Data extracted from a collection
________________

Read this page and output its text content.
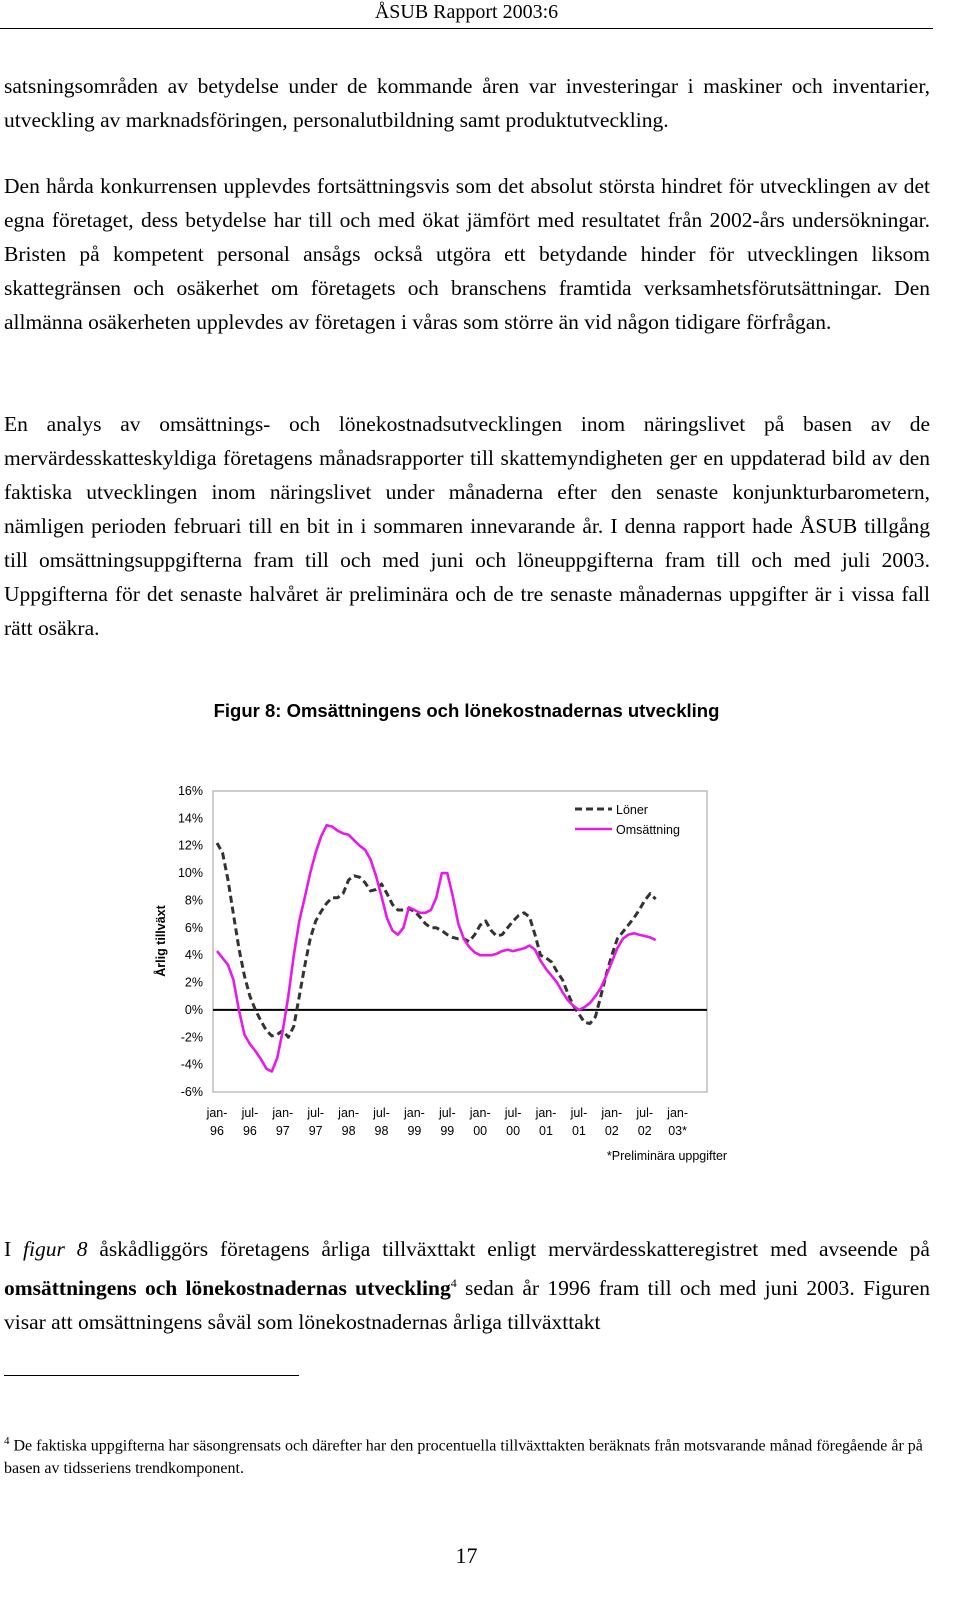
ÅSUB Rapport 2003:6

satsningsområden av betydelse under de kommande åren var investeringar i maskiner och inventarier, utveckling av marknadsföringen, personalutbildning samt produktutveckling.

Den hårda konkurrensen upplevdes fortsättningsvis som det absolut största hindret för utvecklingen av det egna företaget, dess betydelse har till och med ökat jämfört med resultatet från 2002-års undersökningar. Bristen på kompetent personal ansågs också utgöra ett betydande hinder för utvecklingen liksom skattegränsen och osäkerhet om företagets och branschens framtida verksamhetsförutsättningar. Den allmänna osäkerheten upplevdes av företagen i våras som större än vid någon tidigare förfrågan.

En analys av omsättnings- och lönekostnadsutvecklingen inom näringslivet på basen av de mervärdesskatteskyldiga företagens månadsrapporter till skattemyndigheten ger en uppdaterad bild av den faktiska utvecklingen inom näringslivet under månaderna efter den senaste konjunkturbarometern, nämligen perioden februari till en bit in i sommaren innevarande år. I denna rapport hade ÅSUB tillgång till omsättningsuppgifterna fram till och med juni och löneuppgifterna fram till och med juli 2003. Uppgifterna för det senaste halvåret är preliminära och de tre senaste månadernas uppgifter är i vissa fall rätt osäkra.

Figur 8: Omsättningens och lönekostnadernas utveckling
16%
14%
12%
10%
8%
6%
4%
2%
0%
-2%
-4%
-6%
jan-
96
jul-
96
jan-
97
jul-
97
jan-
98
jul-
98
jan-
99
jul-
99
jan-
00
jul-
00
jan-
01
jul-
01
jan-
02
jul-
02
jan-
03*
Årlig tillväxt
Löner
Omsättning
*Preliminära uppgifter

I figur 8 åskådliggörs företagens årliga tillväxttakt enligt mervärdesskatteregistret med avseende på omsättningens och lönekostnadernas utveckling$^4$ sedan år 1996 fram till och med juni 2003. Figuren visar att omsättningens såväl som lönekostnadernas årliga tillväxttakt

$^4$ De faktiska uppgifterna har säsongrensats och därefter har den procentuella tillväxttakten beräknats från motsvarande månad föregående år på basen av tidsseriens trendkomponent.

17
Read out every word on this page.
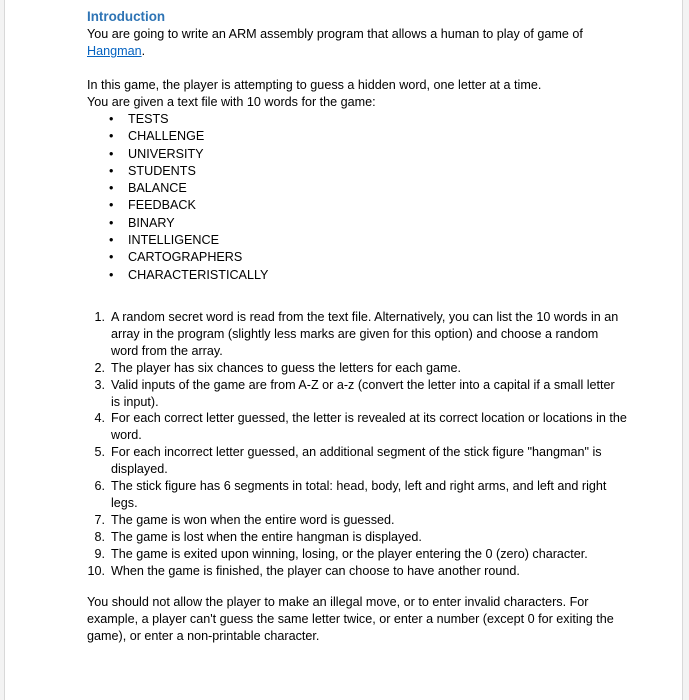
Introduction

You are going to write an ARM assembly program that allows a human to play of game of Hangman.

In this game, the player is attempting to guess a hidden word, one letter at a time.

You are given a text file with 10 words for the game:

• TESTS
• CHALLENGE
• UNIVERSITY
• STUDENTS
• BALANCE
• FEEDBACK
• BINARY
• INTELLIGENCE
• CARTOGRAPHERS
• CHARACTERISTICALLY
1. A random secret word is read from the text file. Alternatively, you can list the 10 words in an array in the program (slightly less marks are given for this option) and choose a random word from the array.
2. The player has six chances to guess the letters for each game.
3. Valid inputs of the game are from A-Z or a-z (convert the letter into a capital if a small letter is input).
4. For each correct letter guessed, the letter is revealed at its correct location or locations in the word.
5. For each incorrect letter guessed, an additional segment of the stick figure "hangman" is displayed.
6. The stick figure has 6 segments in total: head, body, left and right arms, and left and right legs.
7. The game is won when the entire word is guessed.
8. The game is lost when the entire hangman is displayed.
9. The game is exited upon winning, losing, or the player entering the 0 (zero) character.
10. When the game is finished, the player can choose to have another round.

You should not allow the player to make an illegal move, or to enter invalid characters. For example, a player can't guess the same letter twice, or enter a number (except 0 for exiting the game), or enter a non-printable character.
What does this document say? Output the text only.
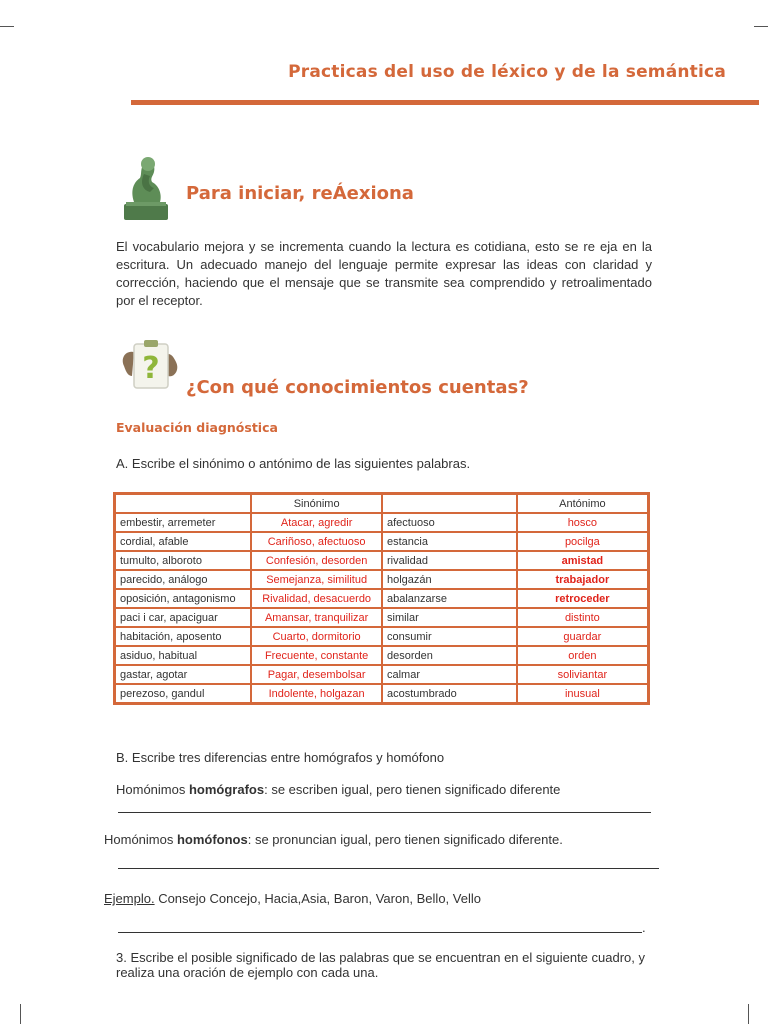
Practicas del uso de léxico y de la semántica
Para iniciar, reÁexiona
El vocabulario mejora y se incrementa cuando la lectura es cotidiana, esto se re eja en la escritura. Un adecuado manejo del lenguaje permite expresar las ideas con claridad y corrección, haciendo que el mensaje que se transmite sea comprendido y retroalimentado por el receptor.
?
¿Con qué conocimientos cuentas?
Evaluación diagnóstica
A. Escribe el sinónimo o antónimo de las siguientes palabras.
	Sinónimo		Antónimo
embestir, arremeter	Atacar, agredir	afectuoso	hosco
cordial, afable	Cariñoso, afectuoso	estancia	pocilga
tumulto, alboroto	Confesión, desorden	rivalidad	amistad
parecido, análogo	Semejanza, similitud	holgazán	trabajador
oposición, antagonismo	Rivalidad, desacuerdo	abalanzarse	retroceder
paci i car, apaciguar	Amansar, tranquilizar	similar	distinto
habitación, aposento	Cuarto, dormitorio	consumir	guardar
asiduo, habitual	Frecuente, constante	desorden	orden
gastar, agotar	Pagar, desembolsar	calmar	soliviantar
perezoso, gandul	Indolente, holgazan	acostumbrado	inusual
B. Escribe tres diferencias entre homógrafos y homófono
Homónimos homógrafos: se escriben igual, pero tienen significado diferente
Homónimos homófonos: se pronuncian igual, pero tienen significado diferente.
Ejemplo. Consejo Concejo, Hacia,Asia, Baron, Varon, Bello, Vello
.
3. Escribe el posible significado de las palabras que se encuentran en el siguiente cuadro, y realiza una oración de ejemplo con cada una.
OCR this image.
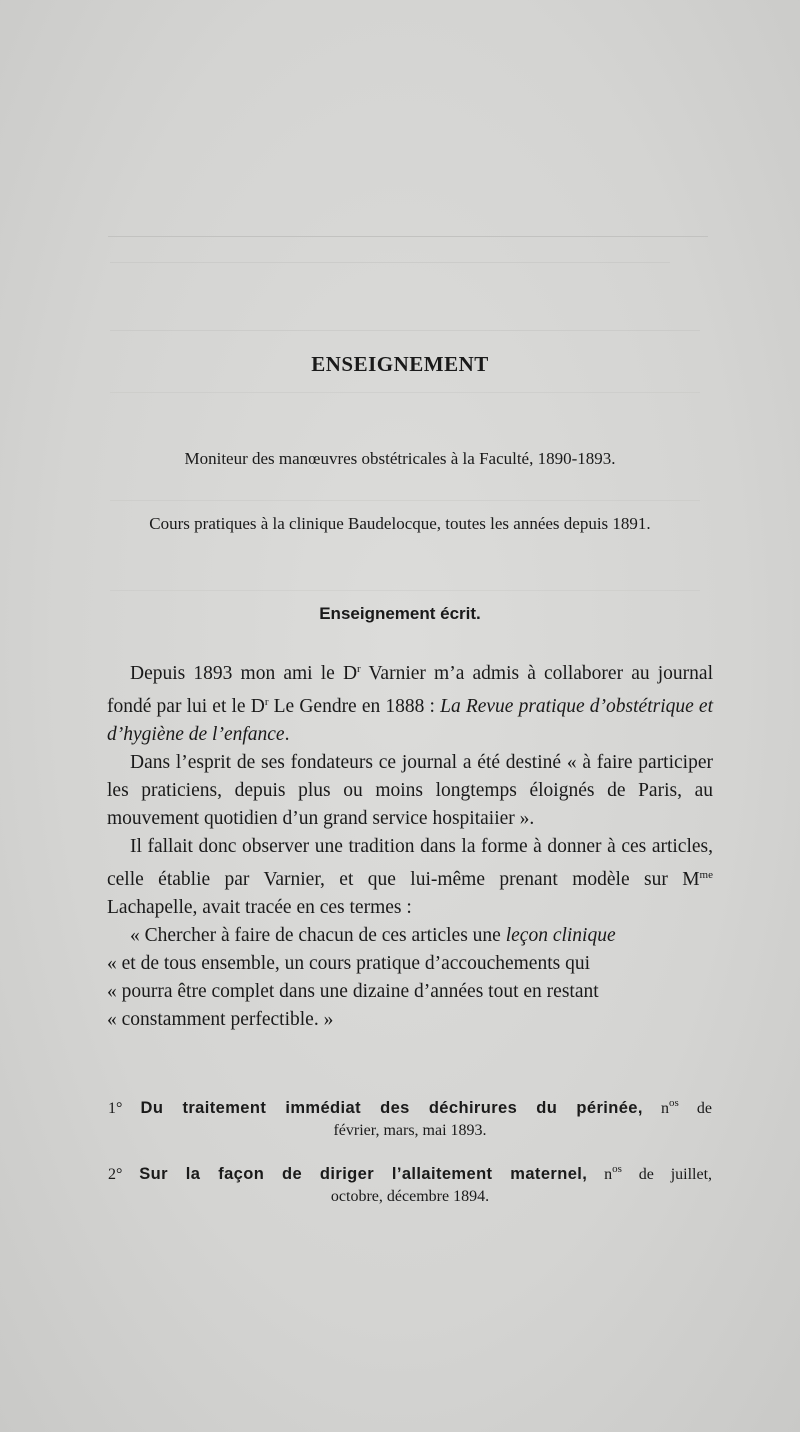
ENSEIGNEMENT
Moniteur des manœuvres obstétricales à la Faculté, 1890-1893.
Cours pratiques à la clinique Baudelocque, toutes les années depuis 1891.
Enseignement écrit.

Depuis 1893 mon ami le $D^r$ Varnier m’a admis à collaborer au journal fondé par lui et le $D^r$ Le Gendre en 1888 : La Revue pratique d’obstétrique et d’hygiène de l’enfance.

Dans l’esprit de ses fondateurs ce journal a été destiné « à faire participer les praticiens, depuis plus ou moins longtemps éloignés de Paris, au mouvement quotidien d’un grand service hospitaiier ».

Il fallait donc observer une tradition dans la forme à donner à ces articles, celle établie par Varnier, et que lui-même prenant modèle sur $M^{me}$ Lachapelle, avait tracée en ces termes :

« Chercher à faire de chacun de ces articles une leçon clinique

« et de tous ensemble, un cours pratique d’accouchements qui

« pourra être complet dans une dizaine d’années tout en restant

« constamment perfectible. »

1° Du traitement immédiat des déchirures du périnée, $n^{os}$ de
février, mars, mai 1893.
2° Sur la façon de diriger l’allaitement maternel, $n^{os}$ de juillet,
octobre, décembre 1894.
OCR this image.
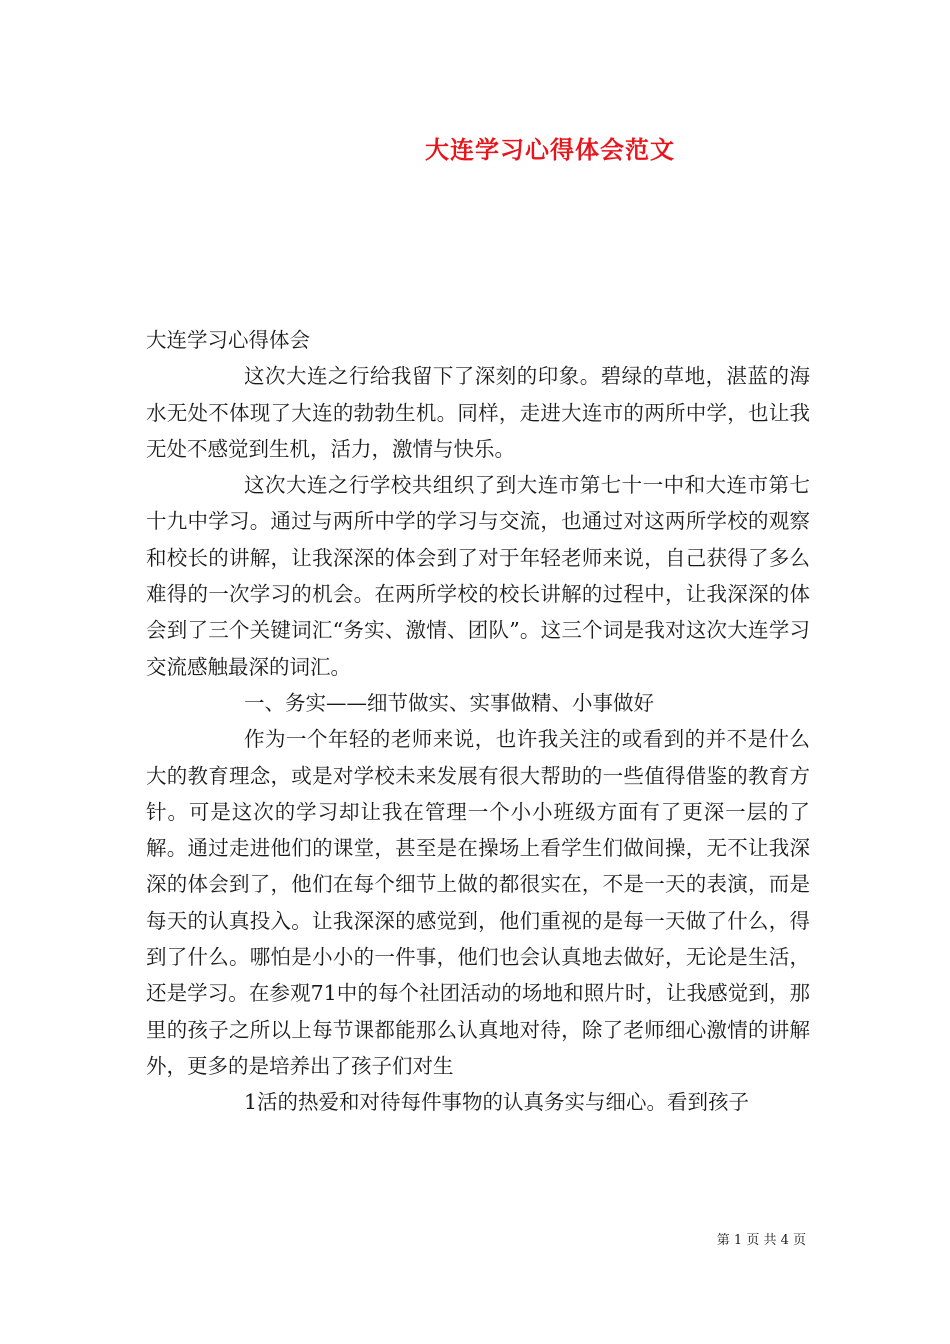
大连学习心得体会范文

大连学习心得体会

这次大连之行给我留下了深刻的印象。碧绿的草地，湛蓝的海水无处不体现了大连的勃勃生机。同样，走进大连市的两所中学，也让我无处不感觉到生机，活力，激情与快乐。

这次大连之行学校共组织了到大连市第七十一中和大连市第七十九中学习。通过与两所中学的学习与交流，也通过对这两所学校的观察和校长的讲解，让我深深的体会到了对于年轻老师来说，自己获得了多么难得的一次学习的机会。在两所学校的校长讲解的过程中，让我深深的体会到了三个关键词汇“务实、激情、团队”。这三个词是我对这次大连学习交流感触最深的词汇。

一、务实——细节做实、实事做精、小事做好

作为一个年轻的老师来说，也许我关注的或看到的并不是什么大的教育理念，或是对学校未来发展有很大帮助的一些值得借鉴的教育方针。可是这次的学习却让我在管理一个小小班级方面有了更深一层的了解。通过走进他们的课堂，甚至是在操场上看学生们做间操，无不让我深深的体会到了，他们在每个细节上做的都很实在，不是一天的表演，而是每天的认真投入。让我深深的感觉到，他们重视的是每一天做了什么，得到了什么。哪怕是小小的一件事，他们也会认真地去做好，无论是生活，还是学习。在参观71中的每个社团活动的场地和照片时，让我感觉到，那里的孩子之所以上每节课都能那么认真地对待，除了老师细心激情的讲解外，更多的是培养出了孩子们对生

1活的热爱和对待每件事物的认真务实与细心。看到孩子

第 1 页 共 4 页
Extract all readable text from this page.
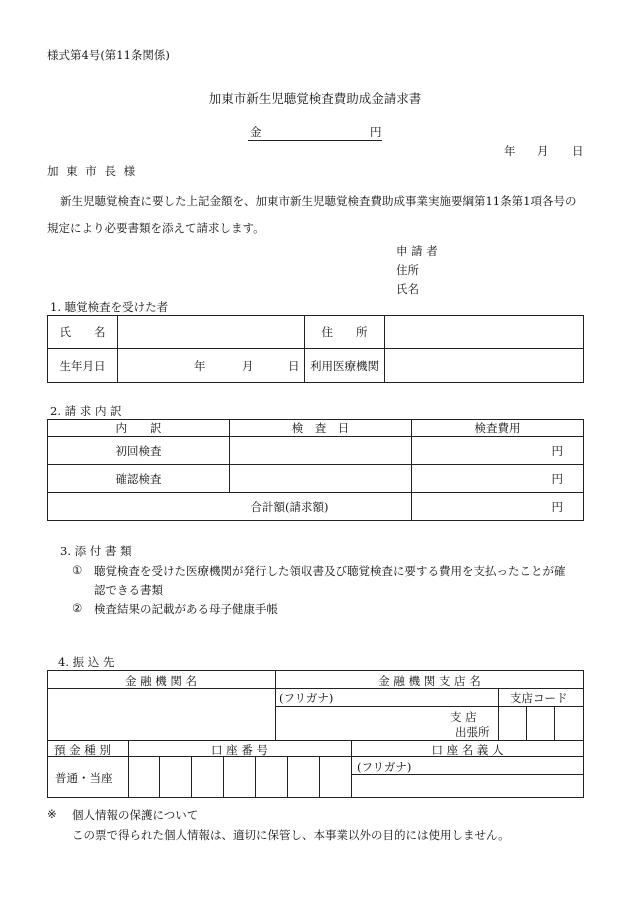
様式第4号(第11条関係)
加東市新生児聴覚検査費助成金請求書
金	円
年 月 日
加 東 市 長 様
新生児聴覚検査に要した上記金額を、加東市新生児聴覚検査費助成事業実施要綱第11条第1項各号の
規定により必要書類を添えて請求します。
申 請 者
住所
氏名
1. 聴覚検査を受けた者
氏　　名		住　　所	
生年月日	年 月 日	利用医療機関	
2. 請 求 内 訳
内　　訳	検　査　日	検査費用
初回検査		円
確認検査		円
合計額(請求額)		円
3. 添 付 書 類
① 聴覚検査を受けた医療機関が発行した領収書及び聴覚検査に要する費用を支払ったことが確
認できる書類
② 検査結果の記載がある母子健康手帳
4. 振 込 先
金 融 機 関 名	金 融 機 関 支 店 名
(フリガナ)	支店コード
支 店
出張所
預 金 種 別	口 座 番 号	口 座 名 義 人
普通・当座
(フリガナ)
※ 個人情報の保護について
この票で得られた個人情報は、適切に保管し、本事業以外の目的には使用しません。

________________

OBJECTIVE
Above are entries; state the number of lines among them that contain "each", and nothing else.

SOLUTION FOR THIS TASK
3